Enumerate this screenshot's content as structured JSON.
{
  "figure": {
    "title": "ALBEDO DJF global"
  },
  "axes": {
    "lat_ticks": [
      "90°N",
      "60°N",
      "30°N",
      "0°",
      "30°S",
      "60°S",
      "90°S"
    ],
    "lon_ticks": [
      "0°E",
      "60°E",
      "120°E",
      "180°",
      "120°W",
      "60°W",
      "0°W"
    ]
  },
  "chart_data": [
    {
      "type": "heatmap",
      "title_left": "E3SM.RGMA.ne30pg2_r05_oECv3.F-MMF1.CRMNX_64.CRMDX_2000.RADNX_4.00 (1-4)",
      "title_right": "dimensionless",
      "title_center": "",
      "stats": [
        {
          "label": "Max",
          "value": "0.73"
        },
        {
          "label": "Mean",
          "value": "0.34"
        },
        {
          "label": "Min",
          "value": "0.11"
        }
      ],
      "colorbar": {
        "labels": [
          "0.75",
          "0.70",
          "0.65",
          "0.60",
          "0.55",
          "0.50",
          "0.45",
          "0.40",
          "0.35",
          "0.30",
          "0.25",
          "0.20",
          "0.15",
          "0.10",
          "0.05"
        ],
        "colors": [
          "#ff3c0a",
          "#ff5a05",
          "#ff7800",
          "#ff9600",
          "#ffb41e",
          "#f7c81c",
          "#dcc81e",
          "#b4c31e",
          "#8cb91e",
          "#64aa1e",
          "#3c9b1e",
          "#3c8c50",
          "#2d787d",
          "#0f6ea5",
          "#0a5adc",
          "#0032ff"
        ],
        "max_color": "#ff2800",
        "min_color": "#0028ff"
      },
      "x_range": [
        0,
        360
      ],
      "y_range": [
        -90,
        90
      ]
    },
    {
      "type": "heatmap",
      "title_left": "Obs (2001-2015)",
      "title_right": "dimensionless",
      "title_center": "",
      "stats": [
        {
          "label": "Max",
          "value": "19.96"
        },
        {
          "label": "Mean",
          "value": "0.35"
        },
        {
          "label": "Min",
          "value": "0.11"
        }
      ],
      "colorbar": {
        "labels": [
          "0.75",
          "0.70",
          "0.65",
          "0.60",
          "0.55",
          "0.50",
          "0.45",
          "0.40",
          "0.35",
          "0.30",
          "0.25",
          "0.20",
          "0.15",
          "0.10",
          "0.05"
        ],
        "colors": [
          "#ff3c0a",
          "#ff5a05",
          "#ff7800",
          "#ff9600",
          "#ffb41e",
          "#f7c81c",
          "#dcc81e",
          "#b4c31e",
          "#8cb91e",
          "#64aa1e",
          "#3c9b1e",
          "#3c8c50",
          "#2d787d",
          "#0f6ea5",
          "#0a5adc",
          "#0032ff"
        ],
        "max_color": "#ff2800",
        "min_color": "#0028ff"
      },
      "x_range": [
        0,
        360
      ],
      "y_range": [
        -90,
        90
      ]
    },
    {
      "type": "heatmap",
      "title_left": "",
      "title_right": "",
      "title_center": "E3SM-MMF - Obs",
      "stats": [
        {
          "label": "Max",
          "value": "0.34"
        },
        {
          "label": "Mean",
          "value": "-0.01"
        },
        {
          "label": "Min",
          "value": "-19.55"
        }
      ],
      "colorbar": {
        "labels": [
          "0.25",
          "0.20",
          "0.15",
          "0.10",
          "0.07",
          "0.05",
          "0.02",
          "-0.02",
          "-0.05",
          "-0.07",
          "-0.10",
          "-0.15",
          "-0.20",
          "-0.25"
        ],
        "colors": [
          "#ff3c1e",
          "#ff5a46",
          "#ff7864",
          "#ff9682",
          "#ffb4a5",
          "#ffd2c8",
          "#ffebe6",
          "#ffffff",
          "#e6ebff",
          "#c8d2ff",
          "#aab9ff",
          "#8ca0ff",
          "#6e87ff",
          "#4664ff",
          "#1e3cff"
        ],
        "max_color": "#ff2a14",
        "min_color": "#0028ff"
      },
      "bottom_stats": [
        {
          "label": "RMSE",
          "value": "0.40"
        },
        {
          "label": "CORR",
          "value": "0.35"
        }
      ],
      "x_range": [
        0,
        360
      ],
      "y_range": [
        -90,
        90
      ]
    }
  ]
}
......
AIM OF THE TASK: Repeat all the entries exactly as given.

EXPECTED ANSWER:
Enumerate this screenshot's content as structured JSON.
{
  "figure": {
    "title": "ALBEDO DJF global"
  },
  "axes": {
    "lat_ticks": [
      "90°N",
      "60°N",
      "30°N",
      "0°",
      "30°S",
      "60°S",
      "90°S"
    ],
    "lon_ticks": [
      "0°E",
      "60°E",
      "120°E",
      "180°",
      "120°W",
      "60°W",
      "0°W"
    ]
  },
  "chart_data": [
    {
      "type": "heatmap",
      "title_left": "E3SM.RGMA.ne30pg2_r05_oECv3.F-MMF1.CRMNX_64.CRMDX_2000.RADNX_4.00 (1-4)",
      "title_right": "dimensionless",
      "title_center": "",
      "stats": [
        {
          "label": "Max",
          "value": "0.73"
        },
        {
          "label": "Mean",
          "value": "0.34"
        },
        {
          "label": "Min",
          "value": "0.11"
        }
      ],
      "colorbar": {
        "labels": [
          "0.75",
          "0.70",
          "0.65",
          "0.60",
          "0.55",
          "0.50",
          "0.45",
          "0.40",
          "0.35",
          "0.30",
          "0.25",
          "0.20",
          "0.15",
          "0.10",
          "0.05"
        ],
        "colors": [
          "#ff3c0a",
          "#ff5a05",
          "#ff7800",
          "#ff9600",
          "#ffb41e",
          "#f7c81c",
          "#dcc81e",
          "#b4c31e",
          "#8cb91e",
          "#64aa1e",
          "#3c9b1e",
          "#3c8c50",
          "#2d787d",
          "#0f6ea5",
          "#0a5adc",
          "#0032ff"
        ],
        "max_color": "#ff2800",
        "min_color": "#0028ff"
      },
      "x_range": [
        0,
        360
      ],
      "y_range": [
        -90,
        90
      ]
    },
    {
      "type": "heatmap",
      "title_left": "Obs (2001-2015)",
      "title_right": "dimensionless",
      "title_center": "",
      "stats": [
        {
          "label": "Max",
          "value": "19.96"
        },
        {
          "label": "Mean",
          "value": "0.35"
        },
        {
          "label": "Min",
          "value": "0.11"
        }
      ],
      "colorbar": {
        "labels": [
          "0.75",
          "0.70",
          "0.65",
          "0.60",
          "0.55",
          "0.50",
          "0.45",
          "0.40",
          "0.35",
          "0.30",
          "0.25",
          "0.20",
          "0.15",
          "0.10",
          "0.05"
        ],
        "colors": [
          "#ff3c0a",
          "#ff5a05",
          "#ff7800",
          "#ff9600",
          "#ffb41e",
          "#f7c81c",
          "#dcc81e",
          "#b4c31e",
          "#8cb91e",
          "#64aa1e",
          "#3c9b1e",
          "#3c8c50",
          "#2d787d",
          "#0f6ea5",
          "#0a5adc",
          "#0032ff"
        ],
        "max_color": "#ff2800",
        "min_color": "#0028ff"
      },
      "x_range": [
        0,
        360
      ],
      "y_range": [
        -90,
        90
      ]
    },
    {
      "type": "heatmap",
      "title_left": "",
      "title_right": "",
      "title_center": "E3SM-MMF - Obs",
      "stats": [
        {
          "label": "Max",
          "value": "0.34"
        },
        {
          "label": "Mean",
          "value": "-0.01"
        },
        {
          "label": "Min",
          "value": "-19.55"
        }
      ],
      "colorbar": {
        "labels": [
          "0.25",
          "0.20",
          "0.15",
          "0.10",
          "0.07",
          "0.05",
          "0.02",
          "-0.02",
          "-0.05",
          "-0.07",
          "-0.10",
          "-0.15",
          "-0.20",
          "-0.25"
        ],
        "colors": [
          "#ff3c1e",
          "#ff5a46",
          "#ff7864",
          "#ff9682",
          "#ffb4a5",
          "#ffd2c8",
          "#ffebe6",
          "#ffffff",
          "#e6ebff",
          "#c8d2ff",
          "#aab9ff",
          "#8ca0ff",
          "#6e87ff",
          "#4664ff",
          "#1e3cff"
        ],
        "max_color": "#ff2a14",
        "min_color": "#0028ff"
      },
      "bottom_stats": [
        {
          "label": "RMSE",
          "value": "0.40"
        },
        {
          "label": "CORR",
          "value": "0.35"
        }
      ],
      "x_range": [
        0,
        360
      ],
      "y_range": [
        -90,
        90
      ]
    }
  ]
}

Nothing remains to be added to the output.